* _Exercise details_:
Collect from the data below each line with "заданий".
########
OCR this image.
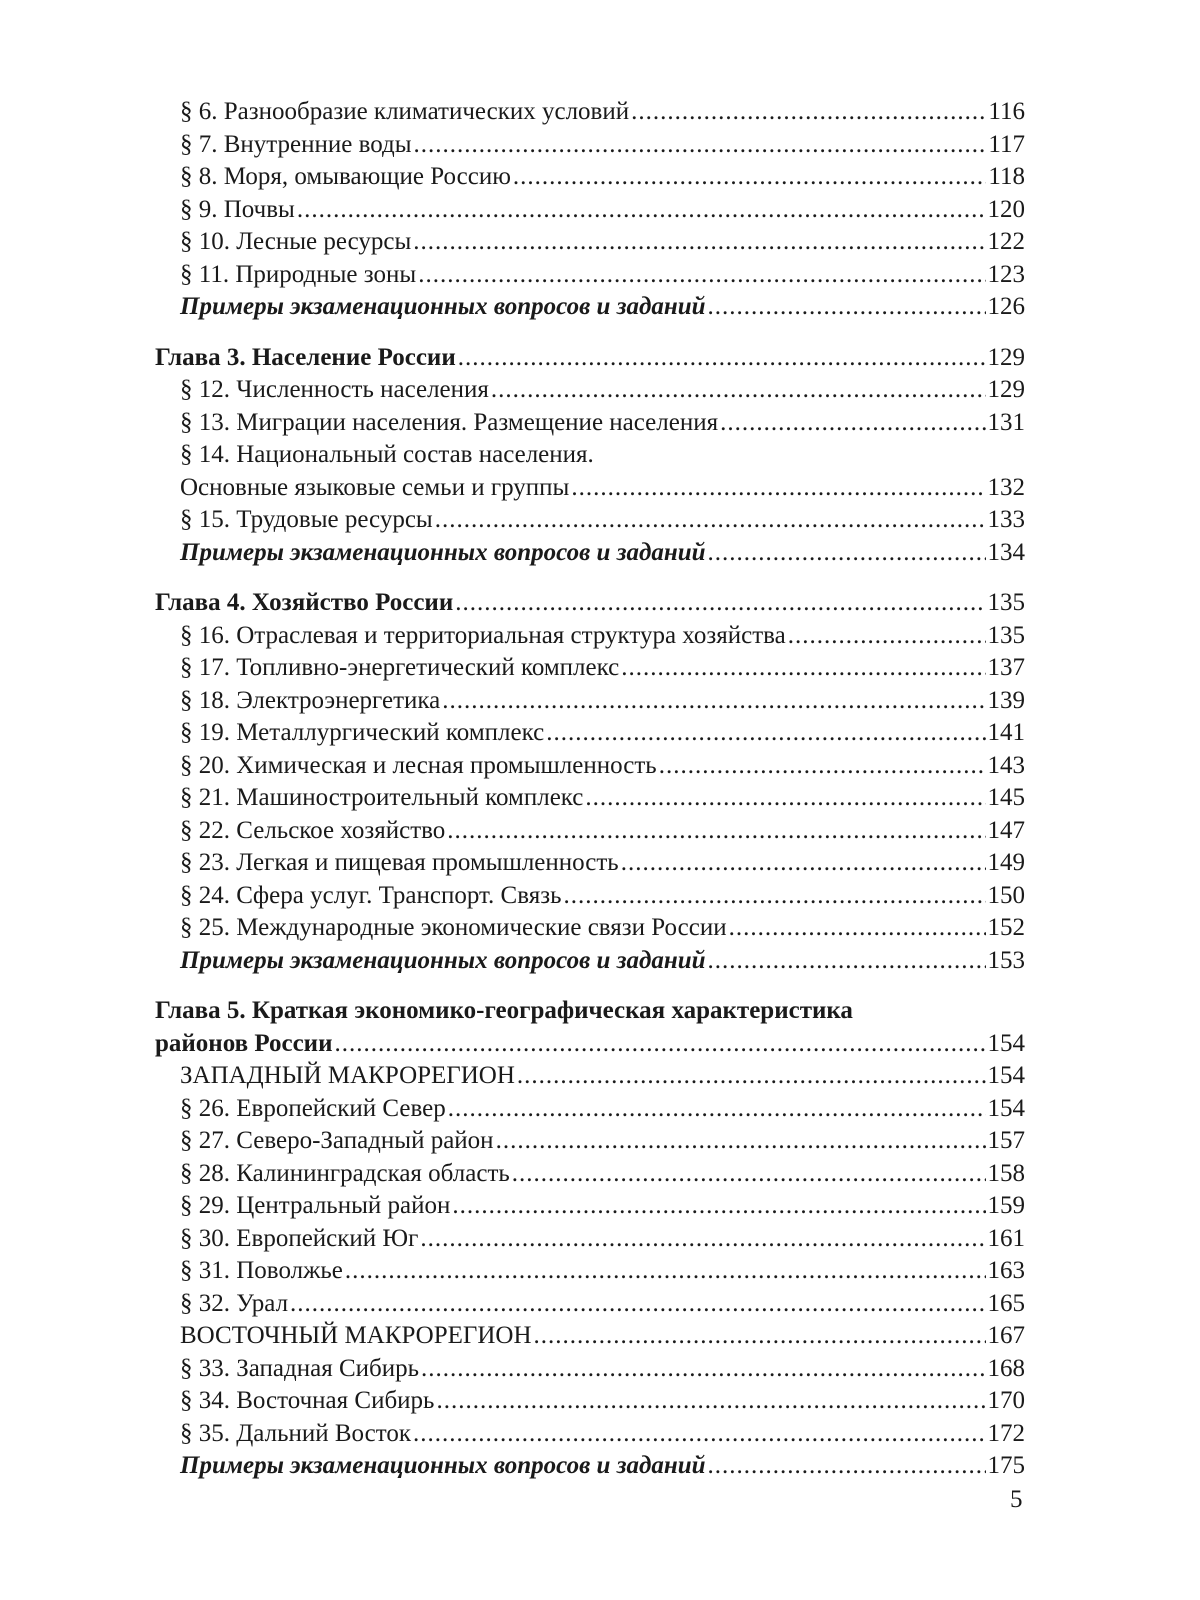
§ 6. Разнообразие климатических условий .....	116
§ 7. Внутренние воды .....	117
§ 8. Моря, омывающие Россию .....	118
§ 9. Почвы .....	120
§ 10. Лесные ресурсы .....	122
§ 11. Природные зоны .....	123
Примеры экзаменационных вопросов и заданий .....	126
Глава 3. Население России .....	129
§ 12. Численность населения .....	129
§ 13. Миграции населения. Размещение населения .....	131
§ 14. Национальный состав населения.
Основные языковые семьи и группы .....	132
§ 15. Трудовые ресурсы .....	133
Примеры экзаменационных вопросов и заданий .....	134
Глава 4. Хозяйство России .....	135
§ 16. Отраслевая и территориальная структура хозяйства .....	135
§ 17. Топливно-энергетический комплекс .....	137
§ 18. Электроэнергетика .....	139
§ 19. Металлургический комплекс .....	141
§ 20. Химическая и лесная промышленность .....	143
§ 21. Машиностроительный комплекс .....	145
§ 22. Сельское хозяйство .....	147
§ 23. Легкая и пищевая промышленность .....	149
§ 24. Сфера услуг. Транспорт. Связь .....	150
§ 25. Международные экономические связи России .....	152
Примеры экзаменационных вопросов и заданий .....	153
Глава 5. Краткая экономико-географическая характеристика
районов России .....	154
ЗАПАДНЫЙ МАКРОРЕГИОН .....	154
§ 26. Европейский Север .....	154
§ 27. Северо-Западный район .....	157
§ 28. Калининградская область .....	158
§ 29. Центральный район .....	159
§ 30. Европейский Юг .....	161
§ 31. Поволжье .....	163
§ 32. Урал .....	165
ВОСТОЧНЫЙ МАКРОРЕГИОН .....	167
§ 33. Западная Сибирь .....	168
§ 34. Восточная Сибирь .....	170
§ 35. Дальний Восток .....	172
Примеры экзаменационных вопросов и заданий .....	175
5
########
* _Complete output_:
Примеры экзаменационных вопросов и заданий .....	126
Примеры экзаменационных вопросов и заданий .....	134
Примеры экзаменационных вопросов и заданий .....	153
Примеры экзаменационных вопросов и заданий .....	175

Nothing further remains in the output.